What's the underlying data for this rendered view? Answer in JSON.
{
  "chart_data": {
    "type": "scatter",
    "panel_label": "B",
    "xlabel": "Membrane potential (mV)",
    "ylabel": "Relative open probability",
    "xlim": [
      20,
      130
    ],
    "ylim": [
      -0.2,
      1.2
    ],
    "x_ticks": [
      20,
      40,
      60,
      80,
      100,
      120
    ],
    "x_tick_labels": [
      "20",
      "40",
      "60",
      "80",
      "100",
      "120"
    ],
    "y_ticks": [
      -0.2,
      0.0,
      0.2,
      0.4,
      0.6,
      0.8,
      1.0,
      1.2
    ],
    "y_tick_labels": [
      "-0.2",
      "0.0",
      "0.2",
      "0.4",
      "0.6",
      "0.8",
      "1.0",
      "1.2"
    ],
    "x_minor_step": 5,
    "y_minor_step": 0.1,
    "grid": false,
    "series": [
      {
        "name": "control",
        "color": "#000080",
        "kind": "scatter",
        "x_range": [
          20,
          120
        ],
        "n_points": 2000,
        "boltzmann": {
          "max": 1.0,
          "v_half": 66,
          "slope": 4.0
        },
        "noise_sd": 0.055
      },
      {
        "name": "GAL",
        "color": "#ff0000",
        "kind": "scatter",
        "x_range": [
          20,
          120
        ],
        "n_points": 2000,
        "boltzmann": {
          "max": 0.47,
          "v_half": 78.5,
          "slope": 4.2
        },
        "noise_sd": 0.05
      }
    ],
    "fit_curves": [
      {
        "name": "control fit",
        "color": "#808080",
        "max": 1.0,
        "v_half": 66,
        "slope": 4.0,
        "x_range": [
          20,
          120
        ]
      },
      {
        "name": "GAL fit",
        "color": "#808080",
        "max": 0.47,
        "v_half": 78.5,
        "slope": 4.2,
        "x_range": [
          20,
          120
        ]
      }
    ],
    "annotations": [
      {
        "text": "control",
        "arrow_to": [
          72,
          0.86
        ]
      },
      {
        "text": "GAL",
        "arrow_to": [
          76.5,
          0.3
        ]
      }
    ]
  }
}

_ _ _ _ _ _ _

DIRECTION:
Please set down all the data word for word.

FINAL RESULT:
What's the underlying data for this rendered view? Answer in JSON.
{
  "chart_data": {
    "type": "scatter",
    "panel_label": "B",
    "xlabel": "Membrane potential (mV)",
    "ylabel": "Relative open probability",
    "xlim": [
      20,
      130
    ],
    "ylim": [
      -0.2,
      1.2
    ],
    "x_ticks": [
      20,
      40,
      60,
      80,
      100,
      120
    ],
    "x_tick_labels": [
      "20",
      "40",
      "60",
      "80",
      "100",
      "120"
    ],
    "y_ticks": [
      -0.2,
      0.0,
      0.2,
      0.4,
      0.6,
      0.8,
      1.0,
      1.2
    ],
    "y_tick_labels": [
      "-0.2",
      "0.0",
      "0.2",
      "0.4",
      "0.6",
      "0.8",
      "1.0",
      "1.2"
    ],
    "x_minor_step": 5,
    "y_minor_step": 0.1,
    "grid": false,
    "series": [
      {
        "name": "control",
        "color": "#000080",
        "kind": "scatter",
        "x_range": [
          20,
          120
        ],
        "n_points": 2000,
        "boltzmann": {
          "max": 1.0,
          "v_half": 66,
          "slope": 4.0
        },
        "noise_sd": 0.055
      },
      {
        "name": "GAL",
        "color": "#ff0000",
        "kind": "scatter",
        "x_range": [
          20,
          120
        ],
        "n_points": 2000,
        "boltzmann": {
          "max": 0.47,
          "v_half": 78.5,
          "slope": 4.2
        },
        "noise_sd": 0.05
      }
    ],
    "fit_curves": [
      {
        "name": "control fit",
        "color": "#808080",
        "max": 1.0,
        "v_half": 66,
        "slope": 4.0,
        "x_range": [
          20,
          120
        ]
      },
      {
        "name": "GAL fit",
        "color": "#808080",
        "max": 0.47,
        "v_half": 78.5,
        "slope": 4.2,
        "x_range": [
          20,
          120
        ]
      }
    ],
    "annotations": [
      {
        "text": "control",
        "arrow_to": [
          72,
          0.86
        ]
      },
      {
        "text": "GAL",
        "arrow_to": [
          76.5,
          0.3
        ]
      }
    ]
  }
}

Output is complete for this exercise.